**DESCRIPTION OF THE TASK**
Copy the excerpt on turning robots into network clients in full, keeping every character, line break, and indentation unchanged.

[[ TEXT EXCERPT open ]]

As we defined them in the previous chapter (cf. page ??), the robots conform to the following signature.

# module type ROBOT =
class robot : int -> int ->
val mutable i : int
val mutable j : int
method get_pos : int * int
method next_pos : unit -> int * int
method set_pos : int * int -> unit
end ;;

The part that we wish to save from the various classes is that which necessarily varies from one type of robot to another and which defines its behavior: the method next_pos.

In addition, we need a method for connecting the robot to the world (start) and a loop that alternately calculates a new position and communicates with the server to submit the chosen position.

We define a functor which, when given a class implementing a virtual robot (that is, conforming to the signature ROBOT), creates, by inheritance, a new class containing the proper methods to make an autonomous client out of the robot.

# module RobotClient (R : ROBOT) =
class robot robname x y hostname port =
object (self)
inherit R.robot x y as super
val mutable socket = Unix.stderr
val mutable rob = { name=robname ; pos={x=x;y=y} }

method private adjust_pos r =
rob.pos <- r.pos ; i <- r.pos.x ; j <- r.pos.y

method get_pos =
Cquery.Com.send socket GetPos ;
match Cquery.Com.receive socket with
Pos r -> self#adjust_pos r ; super#get_pos
| _ -> failwith "the server did not follow the protocol"

method set_pos =
failwith "the method set_pos cannot be used"

method start =
socket <- Cquery.connect hostname port ;
Cquery.Com.send socket (Enter rob) ;
match Cquery.Com.receive socket with
Pos r -> self#adjust_pos r ; self#run
| _ -> failwith "the server did not follow the protocol"

[[ TEXT EXCERPT closed ]]
[[ MATERIAL SUPPLIED open ]]

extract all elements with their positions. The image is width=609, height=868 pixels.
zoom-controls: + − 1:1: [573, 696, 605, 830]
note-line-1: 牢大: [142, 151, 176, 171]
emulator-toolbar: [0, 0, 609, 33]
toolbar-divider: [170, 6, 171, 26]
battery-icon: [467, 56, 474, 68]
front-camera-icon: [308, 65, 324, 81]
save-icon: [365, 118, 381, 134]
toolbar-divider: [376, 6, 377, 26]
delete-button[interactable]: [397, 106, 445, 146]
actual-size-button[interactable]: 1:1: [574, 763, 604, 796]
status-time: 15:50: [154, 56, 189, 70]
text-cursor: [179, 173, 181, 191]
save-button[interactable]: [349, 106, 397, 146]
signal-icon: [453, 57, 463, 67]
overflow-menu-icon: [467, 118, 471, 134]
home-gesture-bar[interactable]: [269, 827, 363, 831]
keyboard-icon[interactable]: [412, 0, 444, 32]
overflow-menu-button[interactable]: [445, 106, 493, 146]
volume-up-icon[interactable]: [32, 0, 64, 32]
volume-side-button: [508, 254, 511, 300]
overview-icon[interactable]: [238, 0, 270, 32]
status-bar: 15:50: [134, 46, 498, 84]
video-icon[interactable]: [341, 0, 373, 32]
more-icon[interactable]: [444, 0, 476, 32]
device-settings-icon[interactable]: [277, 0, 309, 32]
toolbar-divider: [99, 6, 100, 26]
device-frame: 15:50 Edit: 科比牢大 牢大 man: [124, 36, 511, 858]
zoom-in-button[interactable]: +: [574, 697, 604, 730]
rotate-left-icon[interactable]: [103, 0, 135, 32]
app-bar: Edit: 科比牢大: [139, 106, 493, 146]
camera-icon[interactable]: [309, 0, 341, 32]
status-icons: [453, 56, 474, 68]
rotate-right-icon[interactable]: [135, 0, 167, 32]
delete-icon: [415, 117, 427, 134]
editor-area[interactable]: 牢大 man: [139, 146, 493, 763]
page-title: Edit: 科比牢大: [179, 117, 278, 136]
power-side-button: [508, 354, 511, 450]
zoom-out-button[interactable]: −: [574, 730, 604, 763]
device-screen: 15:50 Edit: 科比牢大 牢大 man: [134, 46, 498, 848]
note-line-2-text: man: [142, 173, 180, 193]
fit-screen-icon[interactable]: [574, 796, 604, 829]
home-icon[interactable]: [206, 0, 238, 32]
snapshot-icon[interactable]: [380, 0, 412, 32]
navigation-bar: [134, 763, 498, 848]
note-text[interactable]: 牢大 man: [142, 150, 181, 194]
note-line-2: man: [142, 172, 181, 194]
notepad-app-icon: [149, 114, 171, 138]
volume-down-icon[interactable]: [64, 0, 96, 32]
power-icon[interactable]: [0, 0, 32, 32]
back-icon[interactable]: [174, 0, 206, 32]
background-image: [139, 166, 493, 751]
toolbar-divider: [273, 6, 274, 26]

[[ MATERIAL SUPPLIED closed ]]

**REPLY**
As we defined them in the previous chapter (cf. page ??), the robots conform to the following signature.

# module type ROBOT =
class robot : int -> int ->
val mutable i : int
val mutable j : int
method get_pos : int * int
method next_pos : unit -> int * int
method set_pos : int * int -> unit
end ;;

The part that we wish to save from the various classes is that which necessarily varies from one type of robot to another and which defines its behavior: the method next_pos.

In addition, we need a method for connecting the robot to the world (start) and a loop that alternately calculates a new position and communicates with the server to submit the chosen position.

We define a functor which, when given a class implementing a virtual robot (that is, conforming to the signature ROBOT), creates, by inheritance, a new class containing the proper methods to make an autonomous client out of the robot.

# module RobotClient (R : ROBOT) =
class robot robname x y hostname port =
object (self)
inherit R.robot x y as super
val mutable socket = Unix.stderr
val mutable rob = { name=robname ; pos={x=x;y=y} }

method private adjust_pos r =
rob.pos <- r.pos ; i <- r.pos.x ; j <- r.pos.y

method get_pos =
Cquery.Com.send socket GetPos ;
match Cquery.Com.receive socket with
Pos r -> self#adjust_pos r ; super#get_pos
| _ -> failwith "the server did not follow the protocol"

method set_pos =
failwith "the method set_pos cannot be used"

method start =
socket <- Cquery.connect hostname port ;
Cquery.Com.send socket (Enter rob) ;
match Cquery.Com.receive socket with
Pos r -> self#adjust_pos r ; self#run
| _ -> failwith "the server did not follow the protocol"